Exercise goal:
Pictures are excluded from this exercise. Transcribe exactly the lines from the one containing "Read out every word on this page." through the last line of the listing.

[Dataset records]

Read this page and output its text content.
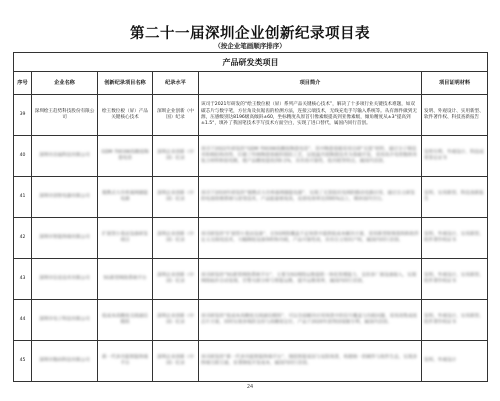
第二十一届深圳企业创新纪录项目表
（按企业笔画顺序排序）
产品研发类项目					
序号	企业名称	创新纪录项目名称	纪录水平	项目简介	项目证明材料
39	深圳绘王趋势科技股份有限公司	绘王数位板（屏）产品关键核心技术	深圳企业创新（中国）纪录	该司于2021年研发的“绘王数位板（屏）系列产品关键核心技术”，解决了十多项行业关键技术难题，如双碳芯片与数字笔，方位角及抗锯齿的检测方法，连接云端技术，无线充电手写输入系统等。从有源件做到无源，压感级别达8196级高倾斜±60，坐标精度从原首引像素级提高到亚像素级，倾角精度从±3°提高到±1.5°，填补了我国笔技术手写技术方面空白，实现了进口替代，属国内同行首创。	发明、外观设计、实用新型、软件著作权、科技查新报告
40	深圳市昌福科技有限公司	GDM 7003W高精度陶瓷电容	深圳企业创新（中国）纪录	该司于2022年研发的“GDM 7003W高精度陶瓷电容”，其中陶瓷基板采用自研“无烧”材料，通过分子筛技术和相结构改性，打破了传统陶瓷基板的烧结工艺，以低温共烧陶瓷技术为基础开发，采用高介电常数纳米复合材料和铂电极，使产品精度提高到0.1%，具有高可靠性、低功耗等特点，属国内首创。	发明专利、外观设计、科技成果鉴定证书
41	深圳市创智电器有限公司	便携式大功率离网储能电源	深圳企业创新（中国）纪录	该司于2019年研发的“便携式大功率离网储能电源”，实现了无需依托电网的移动电源应用，通过自主研发的电池管理系统与逆变技术，产品能量密度高，充放电效率达到95%以上，填补国内空白。	发明、实用新型、科技查新报告
42	深圳市智能终端有限公司	扩展型小基站设备研发项目	深圳企业创新（中国）纪录	该司研发的“扩展型小基站设备”，在5G网络覆盖不足场景中提供低成本解决方案，采用新型射频架构和软件定义无线电技术，大幅降低设备体积和功耗，产品可靠性高，具有自主知识产权，属国内同行首创。	发明、外观设计、实用新型、软件著作权证书
43	深圳市信息技术有限公司	5G新型网络系统平台	深圳企业创新（中国）纪录	该司研发的“5G新型网络系统平台”，主要为5G网络运维提供一体化管理能力，支持多厂商设备接入，实现网络拓扑自动发现、告警关联分析与智能运维，提升运维效率，属国内同行首创。	发明、外观设计、实用新型、软件著作权证书
44	深圳市电子科技有限公司	低成本高精度无线通信模组	深圳企业创新（中国）纪录	该司研发的“低成本高精度无线通信模组”，可以全面解决应用场景中的信号覆盖与功耗问题，采用高集成度芯片方案，同时实现多频段支持与高精度定位，产品于2020年获得国家级专利，属国内首创。	发明、外观设计、实用新型、软件著作权证书
45	深圳市数码科技有限公司	新一代多功能智能终端平台	深圳企业创新（中国）纪录	该司研发的“新一代多功能智能终端平台”，围绕智能家居与安防场景，构建统一的硬件与软件生态，实现多终端互联互通，显著降低开发成本，属国内同行首创。	发明、外观设计
24
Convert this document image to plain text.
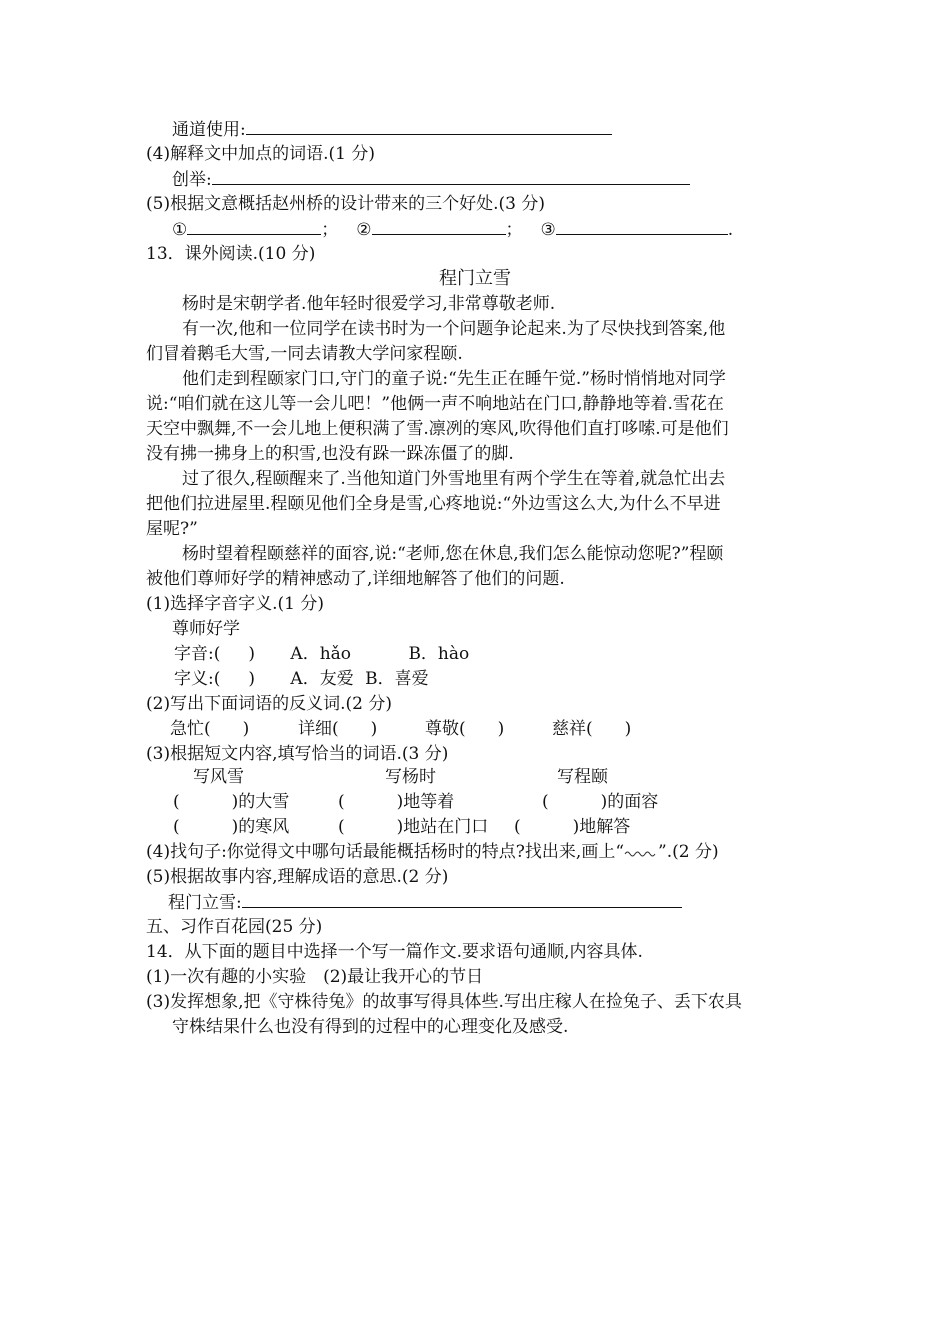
通道使用:
(4)解释文中加点的词语.(1 分)
创举:
(5)根据文意概括赵州桥的设计带来的三个好处.(3 分)
①	； ②	； ③	.
13．课外阅读.(10 分)
程门立雪
杨时是宋朝学者.他年轻时很爱学习,非常尊敬老师.
有一次,他和一位同学在读书时为一个问题争论起来.为了尽快找到答案,他
们冒着鹅毛大雪,一同去请教大学问家程颐.
他们走到程颐家门口,守门的童子说:“先生正在睡午觉.”杨时悄悄地对同学
说:“咱们就在这儿等一会儿吧！”他俩一声不响地站在门口,静静地等着.雪花在
天空中飘舞,不一会儿地上便积满了雪.凛冽的寒风,吹得他们直打哆嗦.可是他们
没有拂一拂身上的积雪,也没有跺一跺冻僵了的脚.
过了很久,程颐醒来了.当他知道门外雪地里有两个学生在等着,就急忙出去
把他们拉进屋里.程颐见他们全身是雪,心疼地说:“外边雪这么大,为什么不早进
屋呢?”
杨时望着程颐慈祥的面容,说:“老师,您在休息,我们怎么能惊动您呢?”程颐
被他们尊师好学的精神感动了,详细地解答了他们的问题.
(1)选择字音字义.(1 分)
尊师好学
字音:( ) A．hǎo	B．hào
字义:( ) A．友爱 B．喜爱
(2)写出下面词语的反义词.(2 分)
急忙( )	详细( )	尊敬( )	慈祥( )
(3)根据短文内容,填写恰当的词语.(3 分)
写风雪	写杨时	写程颐
(	)的大雪	(	)地等着	(	)的面容
(	)的寒风	(	)地站在门口 (	)地解答
(4)找句子:你觉得文中哪句话最能概括杨时的特点?找出来,画上“ ”.(2 分)
(5)根据故事内容,理解成语的意思.(2 分)
程门立雪:
五、习作百花园(25 分)
14．从下面的题目中选择一个写一篇作文.要求语句通顺,内容具体.
(1)一次有趣的小实验　(2)最让我开心的节日
(3)发挥想象,把《守株待兔》的故事写得具体些.写出庄稼人在捡兔子、丢下农具
守株结果什么也没有得到的过程中的心理变化及感受.
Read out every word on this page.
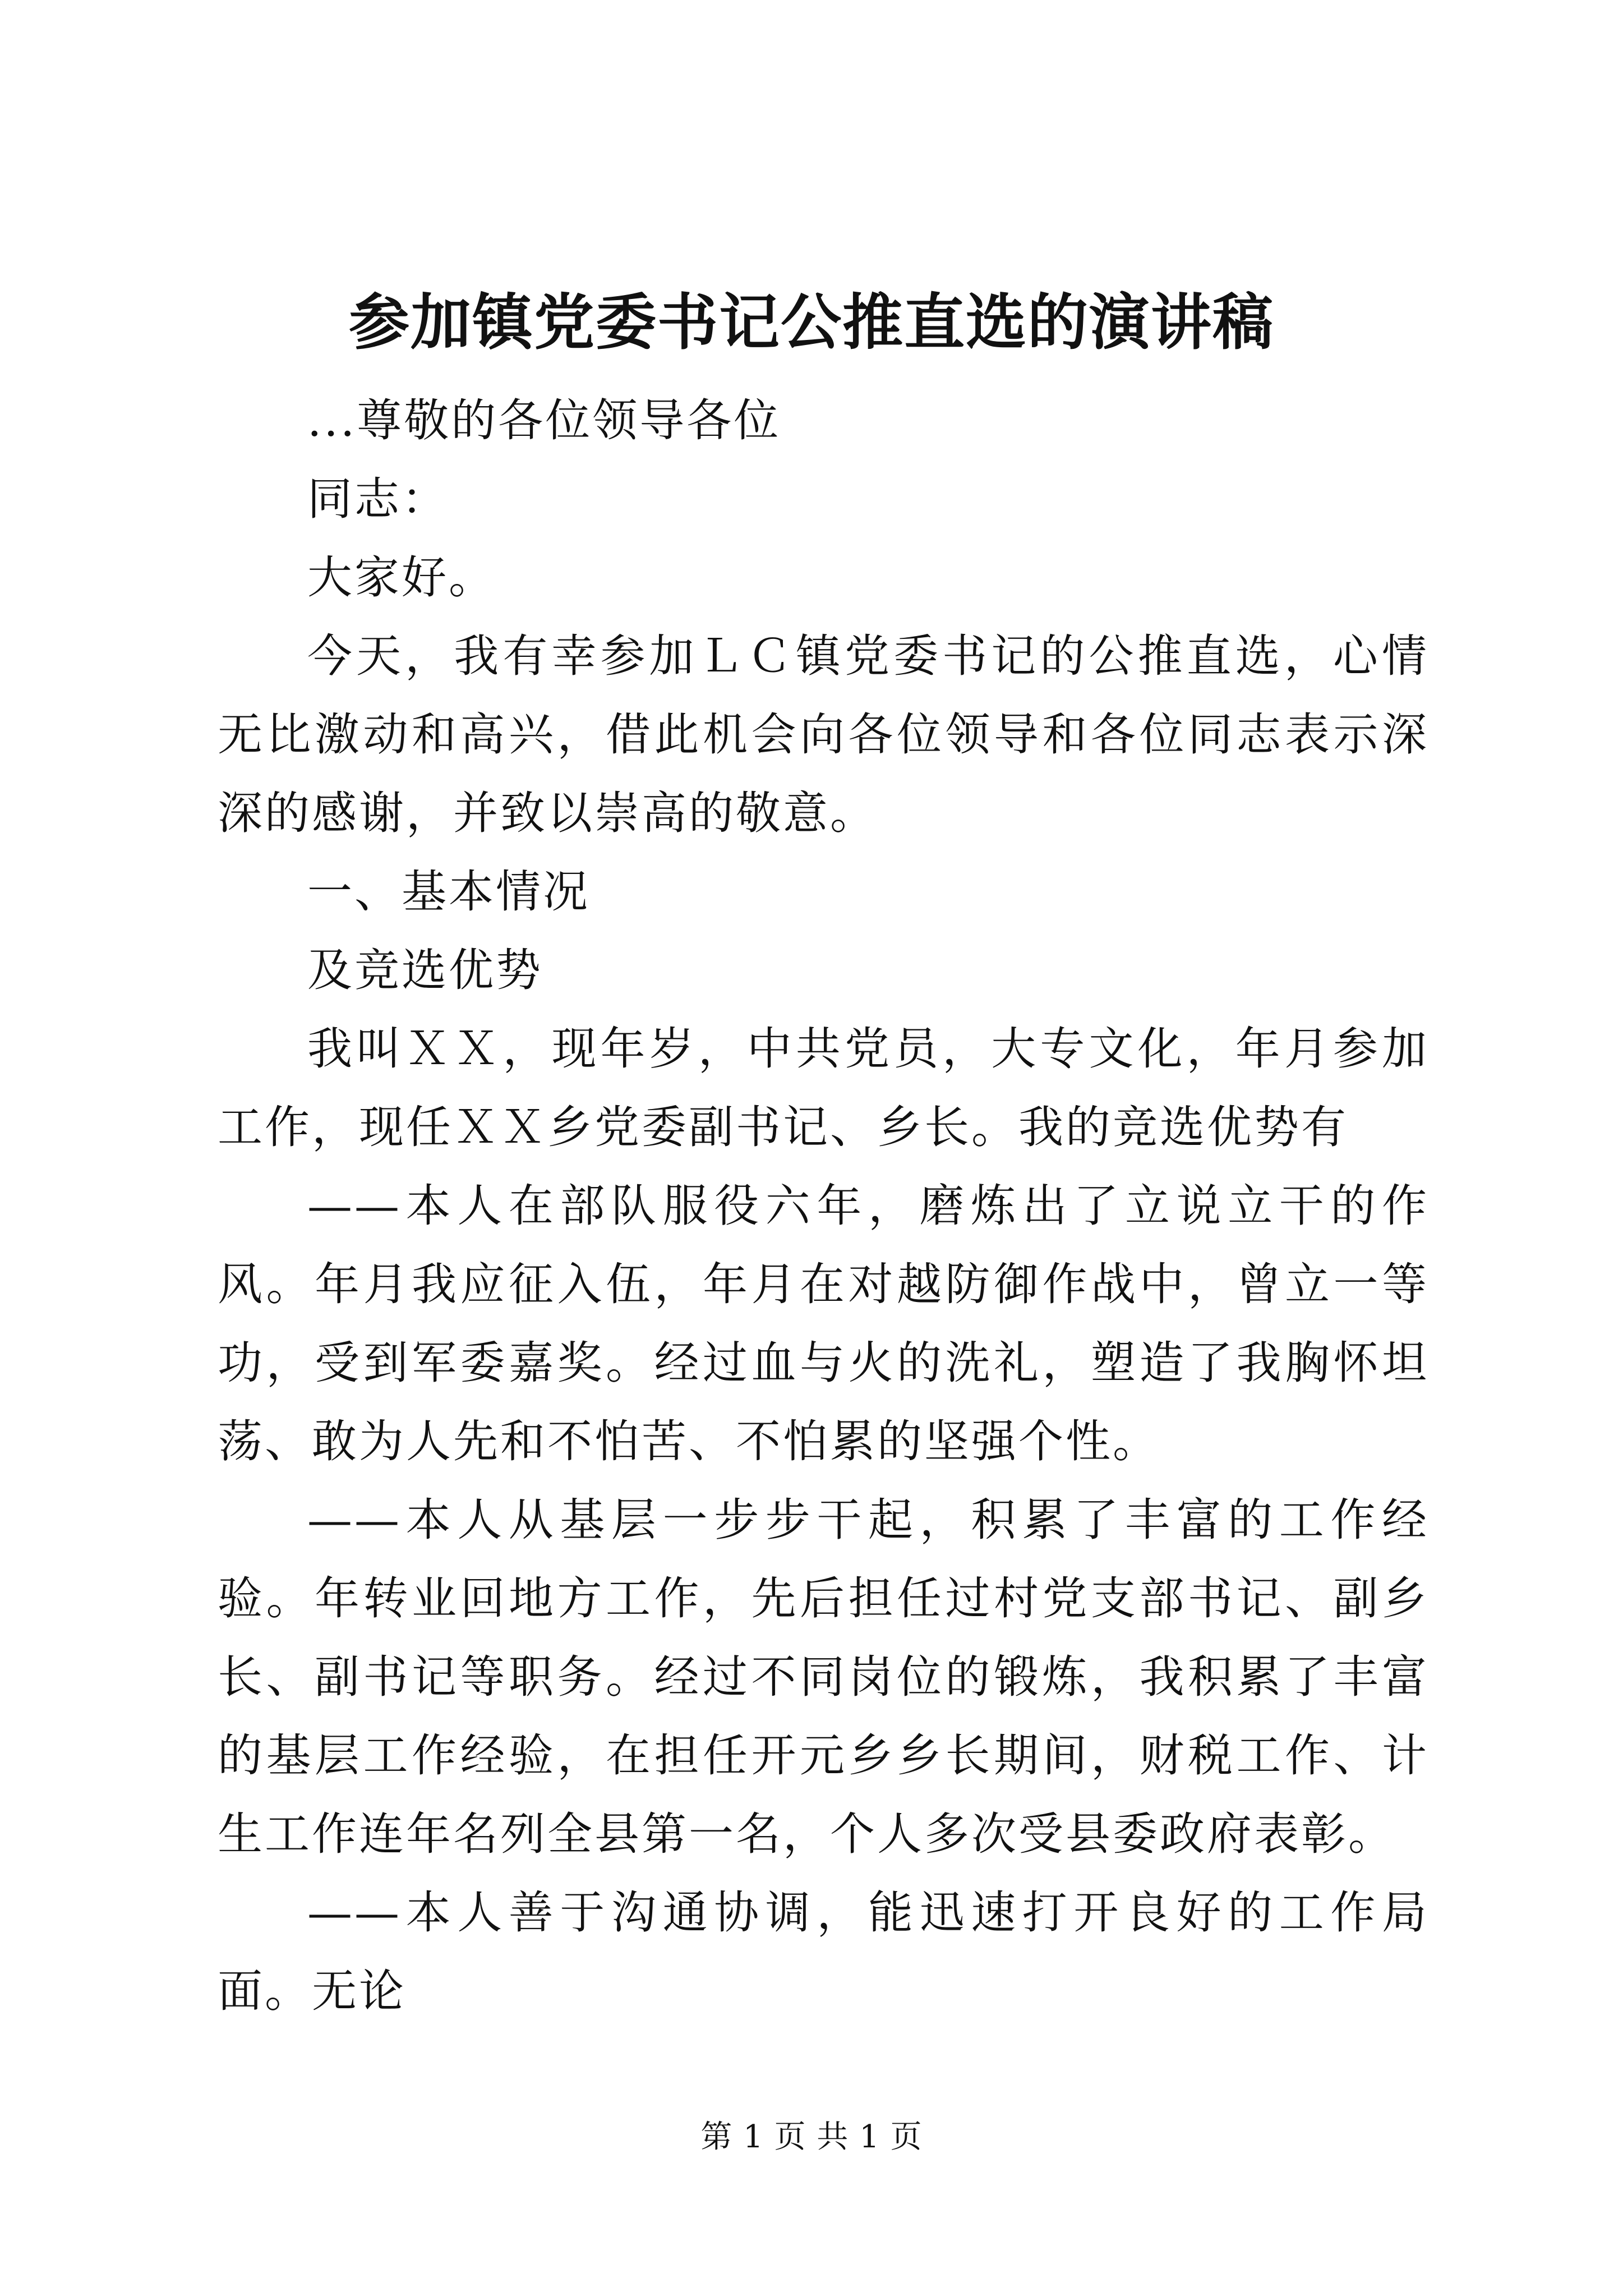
参加镇党委书记公推直选的演讲稿

...尊敬的各位领导各位

同志：

大家好。

今天，我有幸参加ＬＣ镇党委书记的公推直选，心情无比激动和高兴，借此机会向各位领导和各位同志表示深深的感谢，并致以崇高的敬意。

一、基本情况

及竞选优势

我叫ＸＸ，现年岁，中共党员，大专文化，年月参加工作，现任ＸＸ乡党委副书记、乡长。我的竞选优势有

——本人在部队服役六年，磨炼出了立说立干的作风。年月我应征入伍，年月在对越防御作战中，曾立一等功，受到军委嘉奖。经过血与火的洗礼，塑造了我胸怀坦荡、敢为人先和不怕苦、不怕累的坚强个性。

——本人从基层一步步干起，积累了丰富的工作经验。年转业回地方工作，先后担任过村党支部书记、副乡长、副书记等职务。经过不同岗位的锻炼，我积累了丰富的基层工作经验，在担任开元乡乡长期间，财税工作、计生工作连年名列全县第一名，个人多次受县委政府表彰。

——本人善于沟通协调，能迅速打开良好的工作局面。无论

第 1 页 共 1 页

In response:
Read out every word on this page.
参加镇党委书记公推直选的演讲稿

...尊敬的各位领导各位

同志：

大家好。

今天，我有幸参加ＬＣ镇党委书记的公推直选，心情无比激动和高兴，借此机会向各位领导和各位同志表示深深的感谢，并致以崇高的敬意。

一、基本情况

及竞选优势

我叫ＸＸ，现年岁，中共党员，大专文化，年月参加工作，现任ＸＸ乡党委副书记、乡长。我的竞选优势有

——本人在部队服役六年，磨炼出了立说立干的作风。年月我应征入伍，年月在对越防御作战中，曾立一等功，受到军委嘉奖。经过血与火的洗礼，塑造了我胸怀坦荡、敢为人先和不怕苦、不怕累的坚强个性。

——本人从基层一步步干起，积累了丰富的工作经验。年转业回地方工作，先后担任过村党支部书记、副乡长、副书记等职务。经过不同岗位的锻炼，我积累了丰富的基层工作经验，在担任开元乡乡长期间，财税工作、计生工作连年名列全县第一名，个人多次受县委政府表彰。

——本人善于沟通协调，能迅速打开良好的工作局面。无论

第 1 页 共 1 页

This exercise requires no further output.